- **Job**:
Write each line out again exactly as written.

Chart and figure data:
* Begin *

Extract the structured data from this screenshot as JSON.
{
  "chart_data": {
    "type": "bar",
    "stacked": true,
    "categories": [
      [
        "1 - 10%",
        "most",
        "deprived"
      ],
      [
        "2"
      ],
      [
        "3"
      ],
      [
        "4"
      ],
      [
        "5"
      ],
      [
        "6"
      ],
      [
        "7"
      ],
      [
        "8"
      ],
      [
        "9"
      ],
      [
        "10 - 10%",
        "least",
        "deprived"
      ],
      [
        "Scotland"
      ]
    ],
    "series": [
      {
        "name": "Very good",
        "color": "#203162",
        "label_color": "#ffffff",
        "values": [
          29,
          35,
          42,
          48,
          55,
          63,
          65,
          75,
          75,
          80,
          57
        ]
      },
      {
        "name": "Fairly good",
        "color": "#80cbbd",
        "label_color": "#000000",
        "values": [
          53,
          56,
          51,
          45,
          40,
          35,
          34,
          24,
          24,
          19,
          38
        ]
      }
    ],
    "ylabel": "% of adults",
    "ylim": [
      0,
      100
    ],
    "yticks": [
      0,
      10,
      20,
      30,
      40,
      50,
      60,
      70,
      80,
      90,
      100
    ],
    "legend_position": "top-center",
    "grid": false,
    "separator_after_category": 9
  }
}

* End *

- **Complete response**:
Extract the structured data from this screenshot as JSON.
{
  "chart_data": {
    "type": "bar",
    "stacked": true,
    "categories": [
      [
        "1 - 10%",
        "most",
        "deprived"
      ],
      [
        "2"
      ],
      [
        "3"
      ],
      [
        "4"
      ],
      [
        "5"
      ],
      [
        "6"
      ],
      [
        "7"
      ],
      [
        "8"
      ],
      [
        "9"
      ],
      [
        "10 - 10%",
        "least",
        "deprived"
      ],
      [
        "Scotland"
      ]
    ],
    "series": [
      {
        "name": "Very good",
        "color": "#203162",
        "label_color": "#ffffff",
        "values": [
          29,
          35,
          42,
          48,
          55,
          63,
          65,
          75,
          75,
          80,
          57
        ]
      },
      {
        "name": "Fairly good",
        "color": "#80cbbd",
        "label_color": "#000000",
        "values": [
          53,
          56,
          51,
          45,
          40,
          35,
          34,
          24,
          24,
          19,
          38
        ]
      }
    ],
    "ylabel": "% of adults",
    "ylim": [
      0,
      100
    ],
    "yticks": [
      0,
      10,
      20,
      30,
      40,
      50,
      60,
      70,
      80,
      90,
      100
    ],
    "legend_position": "top-center",
    "grid": false,
    "separator_after_category": 9
  }
}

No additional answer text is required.